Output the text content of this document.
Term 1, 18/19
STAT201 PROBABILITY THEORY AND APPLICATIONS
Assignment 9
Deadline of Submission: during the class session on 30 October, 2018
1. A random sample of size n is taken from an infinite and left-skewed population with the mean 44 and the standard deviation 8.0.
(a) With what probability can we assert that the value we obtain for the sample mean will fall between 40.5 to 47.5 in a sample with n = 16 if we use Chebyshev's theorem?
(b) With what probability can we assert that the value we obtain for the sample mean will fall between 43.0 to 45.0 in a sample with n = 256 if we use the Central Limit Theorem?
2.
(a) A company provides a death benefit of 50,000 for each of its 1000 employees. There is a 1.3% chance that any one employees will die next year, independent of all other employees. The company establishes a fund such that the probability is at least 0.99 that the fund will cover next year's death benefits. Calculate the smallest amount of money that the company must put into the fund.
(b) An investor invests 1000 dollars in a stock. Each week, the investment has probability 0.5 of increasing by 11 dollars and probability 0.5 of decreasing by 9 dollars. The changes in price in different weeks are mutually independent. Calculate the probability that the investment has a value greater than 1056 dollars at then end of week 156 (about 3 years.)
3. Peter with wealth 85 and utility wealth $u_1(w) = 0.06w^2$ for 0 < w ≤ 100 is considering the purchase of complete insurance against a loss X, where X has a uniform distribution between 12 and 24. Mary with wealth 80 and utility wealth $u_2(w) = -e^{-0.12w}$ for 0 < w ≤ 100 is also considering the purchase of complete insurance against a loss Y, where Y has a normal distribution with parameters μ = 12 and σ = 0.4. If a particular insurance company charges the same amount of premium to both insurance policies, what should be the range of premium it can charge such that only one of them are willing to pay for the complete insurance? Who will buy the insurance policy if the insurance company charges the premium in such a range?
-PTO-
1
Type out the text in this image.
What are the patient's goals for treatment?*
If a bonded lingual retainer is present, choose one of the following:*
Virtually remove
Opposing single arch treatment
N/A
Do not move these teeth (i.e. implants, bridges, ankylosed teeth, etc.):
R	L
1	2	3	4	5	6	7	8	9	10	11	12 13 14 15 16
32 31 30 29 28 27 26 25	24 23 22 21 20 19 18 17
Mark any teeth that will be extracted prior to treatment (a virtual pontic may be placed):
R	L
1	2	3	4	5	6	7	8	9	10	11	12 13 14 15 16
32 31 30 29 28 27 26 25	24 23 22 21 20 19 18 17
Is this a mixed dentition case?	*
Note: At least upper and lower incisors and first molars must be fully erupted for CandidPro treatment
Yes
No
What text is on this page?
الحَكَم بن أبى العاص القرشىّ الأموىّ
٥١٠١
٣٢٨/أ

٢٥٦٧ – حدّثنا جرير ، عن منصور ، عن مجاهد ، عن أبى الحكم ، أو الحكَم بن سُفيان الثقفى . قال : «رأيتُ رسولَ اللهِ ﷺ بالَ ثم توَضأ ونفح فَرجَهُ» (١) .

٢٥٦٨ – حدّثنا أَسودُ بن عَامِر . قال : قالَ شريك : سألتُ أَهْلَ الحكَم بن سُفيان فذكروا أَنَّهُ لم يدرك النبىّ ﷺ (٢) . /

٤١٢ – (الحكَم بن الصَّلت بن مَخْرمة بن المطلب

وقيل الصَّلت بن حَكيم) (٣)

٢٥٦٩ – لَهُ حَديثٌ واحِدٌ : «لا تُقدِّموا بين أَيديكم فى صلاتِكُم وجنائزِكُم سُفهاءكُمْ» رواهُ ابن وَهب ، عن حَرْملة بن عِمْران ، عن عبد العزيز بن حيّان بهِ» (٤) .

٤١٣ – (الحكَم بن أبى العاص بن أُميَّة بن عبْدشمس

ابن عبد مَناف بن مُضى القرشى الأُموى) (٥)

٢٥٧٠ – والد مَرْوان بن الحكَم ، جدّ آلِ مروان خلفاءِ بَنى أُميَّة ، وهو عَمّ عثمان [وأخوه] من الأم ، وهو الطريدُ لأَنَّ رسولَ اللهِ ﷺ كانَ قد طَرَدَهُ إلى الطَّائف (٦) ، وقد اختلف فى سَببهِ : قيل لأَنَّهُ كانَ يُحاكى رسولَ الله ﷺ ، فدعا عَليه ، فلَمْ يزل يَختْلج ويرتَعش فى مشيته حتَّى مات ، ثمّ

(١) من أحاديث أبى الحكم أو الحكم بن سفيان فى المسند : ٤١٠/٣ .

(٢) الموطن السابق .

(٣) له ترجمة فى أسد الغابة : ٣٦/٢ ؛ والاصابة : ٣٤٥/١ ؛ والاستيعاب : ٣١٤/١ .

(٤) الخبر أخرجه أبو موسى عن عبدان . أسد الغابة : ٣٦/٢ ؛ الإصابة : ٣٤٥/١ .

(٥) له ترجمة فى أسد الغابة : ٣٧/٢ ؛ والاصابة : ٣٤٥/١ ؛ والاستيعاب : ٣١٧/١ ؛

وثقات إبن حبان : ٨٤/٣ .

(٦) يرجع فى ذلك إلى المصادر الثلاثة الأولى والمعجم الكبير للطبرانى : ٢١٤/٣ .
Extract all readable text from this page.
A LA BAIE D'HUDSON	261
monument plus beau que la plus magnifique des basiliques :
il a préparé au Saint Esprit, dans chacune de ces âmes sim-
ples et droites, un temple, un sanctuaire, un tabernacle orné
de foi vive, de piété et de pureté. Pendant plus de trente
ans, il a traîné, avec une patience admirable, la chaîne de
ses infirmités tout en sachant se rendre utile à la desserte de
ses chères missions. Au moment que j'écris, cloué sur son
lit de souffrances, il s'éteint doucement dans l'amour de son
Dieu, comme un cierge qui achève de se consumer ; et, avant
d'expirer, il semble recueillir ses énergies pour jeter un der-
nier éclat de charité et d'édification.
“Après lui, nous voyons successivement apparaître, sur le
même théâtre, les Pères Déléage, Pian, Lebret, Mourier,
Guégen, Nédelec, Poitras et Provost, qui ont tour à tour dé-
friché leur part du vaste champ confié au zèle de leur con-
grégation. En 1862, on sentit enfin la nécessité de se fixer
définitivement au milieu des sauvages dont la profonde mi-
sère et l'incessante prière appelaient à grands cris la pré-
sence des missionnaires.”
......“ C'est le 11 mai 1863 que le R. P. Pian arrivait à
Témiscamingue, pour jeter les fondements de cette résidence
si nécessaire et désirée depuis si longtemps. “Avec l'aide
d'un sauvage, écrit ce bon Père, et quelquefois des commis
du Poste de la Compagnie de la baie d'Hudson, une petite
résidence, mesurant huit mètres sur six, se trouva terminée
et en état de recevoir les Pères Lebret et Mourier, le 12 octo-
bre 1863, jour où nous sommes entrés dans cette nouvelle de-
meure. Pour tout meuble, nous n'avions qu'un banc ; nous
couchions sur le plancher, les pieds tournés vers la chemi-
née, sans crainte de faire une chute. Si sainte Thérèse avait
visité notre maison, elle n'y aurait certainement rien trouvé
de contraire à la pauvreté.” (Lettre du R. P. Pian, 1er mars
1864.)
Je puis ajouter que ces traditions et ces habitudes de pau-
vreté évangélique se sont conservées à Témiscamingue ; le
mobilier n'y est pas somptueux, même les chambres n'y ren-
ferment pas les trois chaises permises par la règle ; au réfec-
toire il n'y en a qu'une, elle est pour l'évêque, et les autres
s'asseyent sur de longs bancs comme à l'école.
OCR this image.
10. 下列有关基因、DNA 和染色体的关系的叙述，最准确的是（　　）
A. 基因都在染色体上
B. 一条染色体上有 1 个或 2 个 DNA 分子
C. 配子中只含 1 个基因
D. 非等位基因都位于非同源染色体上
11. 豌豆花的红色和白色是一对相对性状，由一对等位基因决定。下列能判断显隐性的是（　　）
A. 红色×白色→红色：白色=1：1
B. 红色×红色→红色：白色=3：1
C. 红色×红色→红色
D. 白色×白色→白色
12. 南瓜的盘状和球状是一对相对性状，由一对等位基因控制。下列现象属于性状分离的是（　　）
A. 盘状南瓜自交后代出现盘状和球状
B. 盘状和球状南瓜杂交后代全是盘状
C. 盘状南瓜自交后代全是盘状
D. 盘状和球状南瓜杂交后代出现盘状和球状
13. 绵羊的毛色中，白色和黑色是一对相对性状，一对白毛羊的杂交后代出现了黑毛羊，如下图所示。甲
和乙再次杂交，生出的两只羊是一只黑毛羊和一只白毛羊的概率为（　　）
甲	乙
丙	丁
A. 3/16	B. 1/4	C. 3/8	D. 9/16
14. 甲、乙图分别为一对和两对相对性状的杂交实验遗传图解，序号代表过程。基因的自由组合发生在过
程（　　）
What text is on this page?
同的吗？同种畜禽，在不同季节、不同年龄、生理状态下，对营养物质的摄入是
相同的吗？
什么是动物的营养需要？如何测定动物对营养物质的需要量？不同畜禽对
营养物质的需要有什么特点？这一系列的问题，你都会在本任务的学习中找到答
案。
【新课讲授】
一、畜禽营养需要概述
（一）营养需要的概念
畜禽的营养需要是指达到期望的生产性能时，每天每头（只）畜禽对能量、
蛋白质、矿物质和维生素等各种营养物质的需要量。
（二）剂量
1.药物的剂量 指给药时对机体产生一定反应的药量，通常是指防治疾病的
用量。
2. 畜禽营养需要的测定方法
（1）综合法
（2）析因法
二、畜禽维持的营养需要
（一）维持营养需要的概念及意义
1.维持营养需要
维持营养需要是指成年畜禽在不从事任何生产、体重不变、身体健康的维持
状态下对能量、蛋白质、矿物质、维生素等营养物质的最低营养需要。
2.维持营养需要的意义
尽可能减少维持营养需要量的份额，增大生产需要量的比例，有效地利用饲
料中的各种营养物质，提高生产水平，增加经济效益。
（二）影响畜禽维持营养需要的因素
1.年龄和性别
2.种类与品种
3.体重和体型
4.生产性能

------------------------

## YOUR TASK
Find all lines holding the string "الغابة" and copy them.

## SOLUTION
(٣) له ترجمة فى أسد الغابة : ٣٦/٢ ؛ والاصابة : ٣٤٥/١ ؛ والاستيعاب : ٣١٤/١ .
(٤) الخبر أخرجه أبو موسى عن عبدان . أسد الغابة : ٣٦/٢ ؛ الإصابة : ٣٤٥/١ .
(٥) له ترجمة فى أسد الغابة : ٣٧/٢ ؛ والاصابة : ٣٤٥/١ ؛ والاستيعاب : ٣١٧/١ ؛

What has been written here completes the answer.